- **Task statement**:
Type out the data exactly as given. Skip any image.

Dataset entries:
--- begin ---
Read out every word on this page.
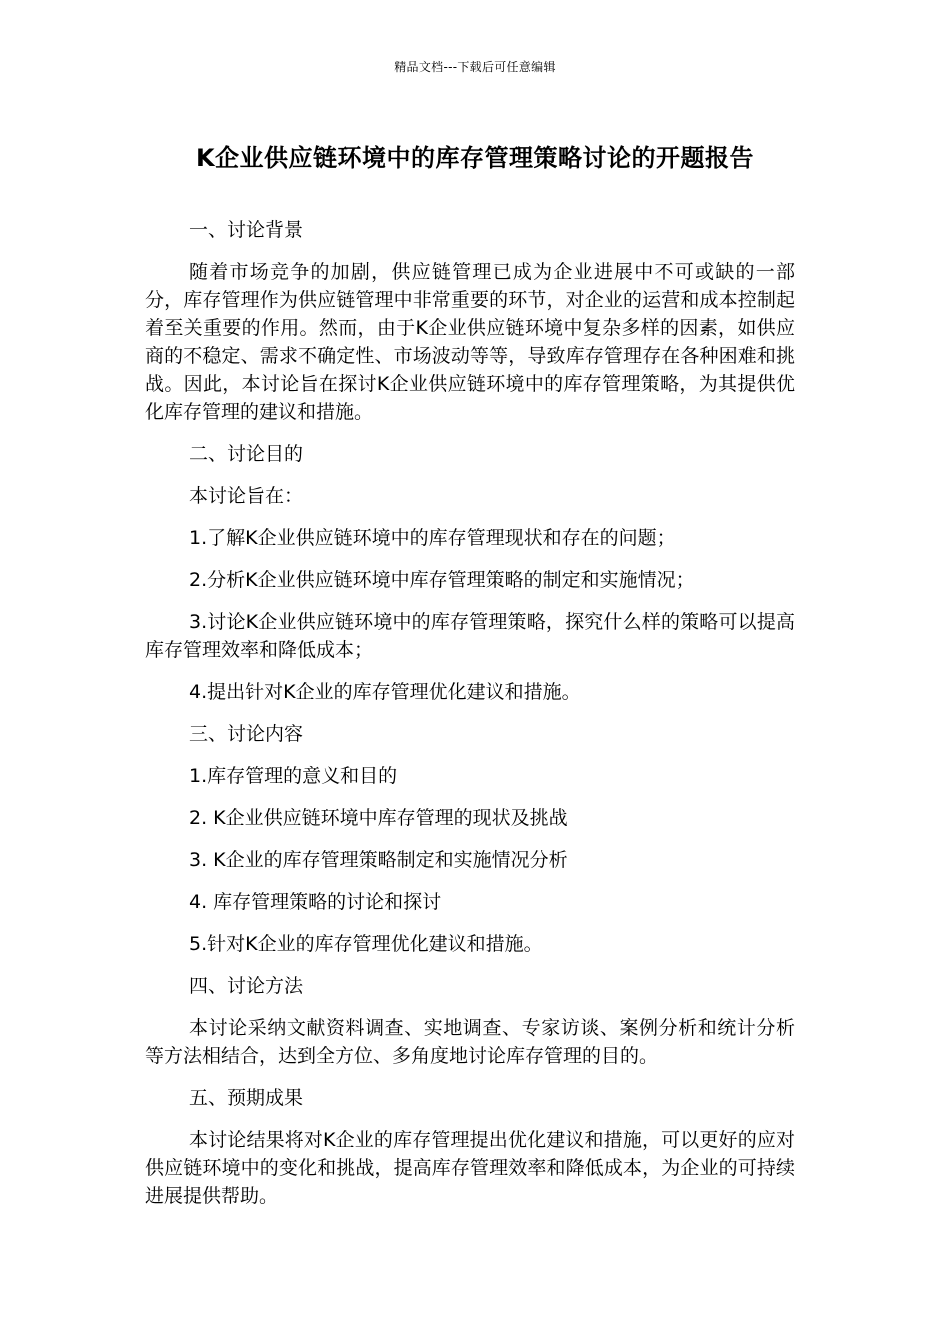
精品文档---下载后可任意编辑
K企业供应链环境中的库存管理策略讨论的开题报告

一、讨论背景

随着市场竞争的加剧，供应链管理已成为企业进展中不可或缺的一部分，库存管理作为供应链管理中非常重要的环节，对企业的运营和成本控制起着至关重要的作用。然而，由于K企业供应链环境中复杂多样的因素，如供应商的不稳定、需求不确定性、市场波动等等，导致库存管理存在各种困难和挑战。因此，本讨论旨在探讨K企业供应链环境中的库存管理策略，为其提供优化库存管理的建议和措施。

二、讨论目的

本讨论旨在：

1.了解K企业供应链环境中的库存管理现状和存在的问题；

2.分析K企业供应链环境中库存管理策略的制定和实施情况；

3.讨论K企业供应链环境中的库存管理策略，探究什么样的策略可以提高库存管理效率和降低成本；

4.提出针对K企业的库存管理优化建议和措施。

三、讨论内容

1.库存管理的意义和目的

2. K企业供应链环境中库存管理的现状及挑战

3. K企业的库存管理策略制定和实施情况分析

4. 库存管理策略的讨论和探讨

5.针对K企业的库存管理优化建议和措施。

四、讨论方法

本讨论采纳文献资料调查、实地调查、专家访谈、案例分析和统计分析等方法相结合，达到全方位、多角度地讨论库存管理的目的。

五、预期成果

本讨论结果将对K企业的库存管理提出优化建议和措施，可以更好的应对供应链环境中的变化和挑战，提高库存管理效率和降低成本，为企业的可持续进展提供帮助。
--- end ---
- **Response**:
Read out every word on this page.
精品文档---下载后可任意编辑
K企业供应链环境中的库存管理策略讨论的开题报告

一、讨论背景

随着市场竞争的加剧，供应链管理已成为企业进展中不可或缺的一部分，库存管理作为供应链管理中非常重要的环节，对企业的运营和成本控制起着至关重要的作用。然而，由于K企业供应链环境中复杂多样的因素，如供应商的不稳定、需求不确定性、市场波动等等，导致库存管理存在各种困难和挑战。因此，本讨论旨在探讨K企业供应链环境中的库存管理策略，为其提供优化库存管理的建议和措施。

二、讨论目的

本讨论旨在：

1.了解K企业供应链环境中的库存管理现状和存在的问题；

2.分析K企业供应链环境中库存管理策略的制定和实施情况；

3.讨论K企业供应链环境中的库存管理策略，探究什么样的策略可以提高库存管理效率和降低成本；

4.提出针对K企业的库存管理优化建议和措施。

三、讨论内容

1.库存管理的意义和目的

2. K企业供应链环境中库存管理的现状及挑战

3. K企业的库存管理策略制定和实施情况分析

4. 库存管理策略的讨论和探讨

5.针对K企业的库存管理优化建议和措施。

四、讨论方法

本讨论采纳文献资料调查、实地调查、专家访谈、案例分析和统计分析等方法相结合，达到全方位、多角度地讨论库存管理的目的。

五、预期成果

本讨论结果将对K企业的库存管理提出优化建议和措施，可以更好的应对供应链环境中的变化和挑战，提高库存管理效率和降低成本，为企业的可持续进展提供帮助。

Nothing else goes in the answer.